----- Listed records
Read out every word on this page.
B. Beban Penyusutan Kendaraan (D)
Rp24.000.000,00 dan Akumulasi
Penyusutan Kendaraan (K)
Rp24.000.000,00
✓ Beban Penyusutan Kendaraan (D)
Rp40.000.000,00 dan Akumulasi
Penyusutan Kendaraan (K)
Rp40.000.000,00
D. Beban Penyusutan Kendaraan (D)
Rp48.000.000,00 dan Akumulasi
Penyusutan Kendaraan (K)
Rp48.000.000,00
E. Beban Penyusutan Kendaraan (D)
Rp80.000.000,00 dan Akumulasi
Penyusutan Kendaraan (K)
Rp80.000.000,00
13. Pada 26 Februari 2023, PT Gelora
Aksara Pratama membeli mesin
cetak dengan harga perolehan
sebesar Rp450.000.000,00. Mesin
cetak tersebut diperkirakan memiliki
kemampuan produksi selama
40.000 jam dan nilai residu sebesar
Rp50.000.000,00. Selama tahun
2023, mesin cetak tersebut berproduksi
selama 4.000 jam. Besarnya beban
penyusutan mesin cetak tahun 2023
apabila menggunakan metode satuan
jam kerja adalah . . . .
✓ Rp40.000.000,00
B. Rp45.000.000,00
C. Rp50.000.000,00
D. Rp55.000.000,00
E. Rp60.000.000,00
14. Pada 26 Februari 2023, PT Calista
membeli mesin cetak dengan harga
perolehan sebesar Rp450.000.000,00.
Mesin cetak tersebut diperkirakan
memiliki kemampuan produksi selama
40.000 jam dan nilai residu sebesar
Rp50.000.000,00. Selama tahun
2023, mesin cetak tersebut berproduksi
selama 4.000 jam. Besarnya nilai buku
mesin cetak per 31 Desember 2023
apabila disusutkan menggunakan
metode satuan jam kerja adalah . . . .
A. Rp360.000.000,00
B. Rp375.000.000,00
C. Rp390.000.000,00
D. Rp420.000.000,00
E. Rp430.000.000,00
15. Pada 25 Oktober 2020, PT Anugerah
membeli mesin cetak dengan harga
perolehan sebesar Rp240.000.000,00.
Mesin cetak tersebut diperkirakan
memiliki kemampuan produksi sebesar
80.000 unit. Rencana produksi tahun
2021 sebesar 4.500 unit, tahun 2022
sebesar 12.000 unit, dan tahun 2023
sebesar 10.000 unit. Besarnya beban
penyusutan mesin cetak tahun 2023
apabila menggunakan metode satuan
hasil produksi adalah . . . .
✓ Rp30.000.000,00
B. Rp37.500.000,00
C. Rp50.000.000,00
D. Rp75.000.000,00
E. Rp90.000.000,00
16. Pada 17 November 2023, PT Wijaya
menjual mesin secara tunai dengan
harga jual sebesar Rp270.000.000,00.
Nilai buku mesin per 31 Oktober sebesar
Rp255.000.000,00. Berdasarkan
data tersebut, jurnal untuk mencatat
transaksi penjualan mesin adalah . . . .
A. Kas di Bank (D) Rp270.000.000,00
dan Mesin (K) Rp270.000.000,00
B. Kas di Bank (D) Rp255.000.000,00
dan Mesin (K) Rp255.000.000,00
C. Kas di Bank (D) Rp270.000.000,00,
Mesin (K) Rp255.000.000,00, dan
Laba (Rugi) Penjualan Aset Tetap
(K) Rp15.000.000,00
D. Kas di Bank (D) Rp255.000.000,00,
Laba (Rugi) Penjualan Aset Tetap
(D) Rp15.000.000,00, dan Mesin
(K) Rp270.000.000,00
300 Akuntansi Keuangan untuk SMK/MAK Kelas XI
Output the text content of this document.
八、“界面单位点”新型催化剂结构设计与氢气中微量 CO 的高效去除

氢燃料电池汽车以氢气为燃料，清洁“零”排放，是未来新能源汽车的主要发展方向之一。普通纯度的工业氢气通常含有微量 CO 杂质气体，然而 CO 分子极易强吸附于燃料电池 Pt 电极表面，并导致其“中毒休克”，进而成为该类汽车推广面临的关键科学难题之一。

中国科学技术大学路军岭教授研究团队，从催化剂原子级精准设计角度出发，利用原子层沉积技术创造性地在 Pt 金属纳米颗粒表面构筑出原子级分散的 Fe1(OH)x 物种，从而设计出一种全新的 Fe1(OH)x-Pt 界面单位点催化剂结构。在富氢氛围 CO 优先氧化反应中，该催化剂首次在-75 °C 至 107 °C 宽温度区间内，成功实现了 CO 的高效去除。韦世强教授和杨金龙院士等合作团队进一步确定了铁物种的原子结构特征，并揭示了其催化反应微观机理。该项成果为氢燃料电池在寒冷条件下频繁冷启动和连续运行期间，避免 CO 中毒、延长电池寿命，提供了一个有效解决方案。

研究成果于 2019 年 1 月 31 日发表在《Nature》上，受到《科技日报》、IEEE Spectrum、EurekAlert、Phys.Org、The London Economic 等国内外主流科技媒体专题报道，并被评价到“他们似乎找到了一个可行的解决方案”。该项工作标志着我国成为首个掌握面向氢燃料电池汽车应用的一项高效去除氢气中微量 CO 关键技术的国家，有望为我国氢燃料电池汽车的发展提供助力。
----------
Aim of the task ::
Extract every entry in the listing word for word.

Problem solution ::
Read out every word on this page.
B. Beban Penyusutan Kendaraan (D)
Rp24.000.000,00 dan Akumulasi
Penyusutan Kendaraan (K)
Rp24.000.000,00
✓ Beban Penyusutan Kendaraan (D)
Rp40.000.000,00 dan Akumulasi
Penyusutan Kendaraan (K)
Rp40.000.000,00
D. Beban Penyusutan Kendaraan (D)
Rp48.000.000,00 dan Akumulasi
Penyusutan Kendaraan (K)
Rp48.000.000,00
E. Beban Penyusutan Kendaraan (D)
Rp80.000.000,00 dan Akumulasi
Penyusutan Kendaraan (K)
Rp80.000.000,00
13. Pada 26 Februari 2023, PT Gelora
Aksara Pratama membeli mesin
cetak dengan harga perolehan
sebesar Rp450.000.000,00. Mesin
cetak tersebut diperkirakan memiliki
kemampuan produksi selama
40.000 jam dan nilai residu sebesar
Rp50.000.000,00. Selama tahun
2023, mesin cetak tersebut berproduksi
selama 4.000 jam. Besarnya beban
penyusutan mesin cetak tahun 2023
apabila menggunakan metode satuan
jam kerja adalah . . . .
✓ Rp40.000.000,00
B. Rp45.000.000,00
C. Rp50.000.000,00
D. Rp55.000.000,00
E. Rp60.000.000,00
14. Pada 26 Februari 2023, PT Calista
membeli mesin cetak dengan harga
perolehan sebesar Rp450.000.000,00.
Mesin cetak tersebut diperkirakan
memiliki kemampuan produksi selama
40.000 jam dan nilai residu sebesar
Rp50.000.000,00. Selama tahun
2023, mesin cetak tersebut berproduksi
selama 4.000 jam. Besarnya nilai buku
mesin cetak per 31 Desember 2023
apabila disusutkan menggunakan
metode satuan jam kerja adalah . . . .
A. Rp360.000.000,00
B. Rp375.000.000,00
C. Rp390.000.000,00
D. Rp420.000.000,00
E. Rp430.000.000,00
15. Pada 25 Oktober 2020, PT Anugerah
membeli mesin cetak dengan harga
perolehan sebesar Rp240.000.000,00.
Mesin cetak tersebut diperkirakan
memiliki kemampuan produksi sebesar
80.000 unit. Rencana produksi tahun
2021 sebesar 4.500 unit, tahun 2022
sebesar 12.000 unit, dan tahun 2023
sebesar 10.000 unit. Besarnya beban
penyusutan mesin cetak tahun 2023
apabila menggunakan metode satuan
hasil produksi adalah . . . .
✓ Rp30.000.000,00
B. Rp37.500.000,00
C. Rp50.000.000,00
D. Rp75.000.000,00
E. Rp90.000.000,00
16. Pada 17 November 2023, PT Wijaya
menjual mesin secara tunai dengan
harga jual sebesar Rp270.000.000,00.
Nilai buku mesin per 31 Oktober sebesar
Rp255.000.000,00. Berdasarkan
data tersebut, jurnal untuk mencatat
transaksi penjualan mesin adalah . . . .
A. Kas di Bank (D) Rp270.000.000,00
dan Mesin (K) Rp270.000.000,00
B. Kas di Bank (D) Rp255.000.000,00
dan Mesin (K) Rp255.000.000,00
C. Kas di Bank (D) Rp270.000.000,00,
Mesin (K) Rp255.000.000,00, dan
Laba (Rugi) Penjualan Aset Tetap
(K) Rp15.000.000,00
D. Kas di Bank (D) Rp255.000.000,00,
Laba (Rugi) Penjualan Aset Tetap
(D) Rp15.000.000,00, dan Mesin
(K) Rp270.000.000,00
300 Akuntansi Keuangan untuk SMK/MAK Kelas XI
Output the text content of this document.
八、“界面单位点”新型催化剂结构设计与氢气中微量 CO 的高效去除

氢燃料电池汽车以氢气为燃料，清洁“零”排放，是未来新能源汽车的主要发展方向之一。普通纯度的工业氢气通常含有微量 CO 杂质气体，然而 CO 分子极易强吸附于燃料电池 Pt 电极表面，并导致其“中毒休克”，进而成为该类汽车推广面临的关键科学难题之一。

中国科学技术大学路军岭教授研究团队，从催化剂原子级精准设计角度出发，利用原子层沉积技术创造性地在 Pt 金属纳米颗粒表面构筑出原子级分散的 Fe1(OH)x 物种，从而设计出一种全新的 Fe1(OH)x-Pt 界面单位点催化剂结构。在富氢氛围 CO 优先氧化反应中，该催化剂首次在-75 °C 至 107 °C 宽温度区间内，成功实现了 CO 的高效去除。韦世强教授和杨金龙院士等合作团队进一步确定了铁物种的原子结构特征，并揭示了其催化反应微观机理。该项成果为氢燃料电池在寒冷条件下频繁冷启动和连续运行期间，避免 CO 中毒、延长电池寿命，提供了一个有效解决方案。

研究成果于 2019 年 1 月 31 日发表在《Nature》上，受到《科技日报》、IEEE Spectrum、EurekAlert、Phys.Org、The London Economic 等国内外主流科技媒体专题报道，并被评价到“他们似乎找到了一个可行的解决方案”。该项工作标志着我国成为首个掌握面向氢燃料电池汽车应用的一项高效去除氢气中微量 CO 关键技术的国家，有望为我国氢燃料电池汽车的发展提供助力。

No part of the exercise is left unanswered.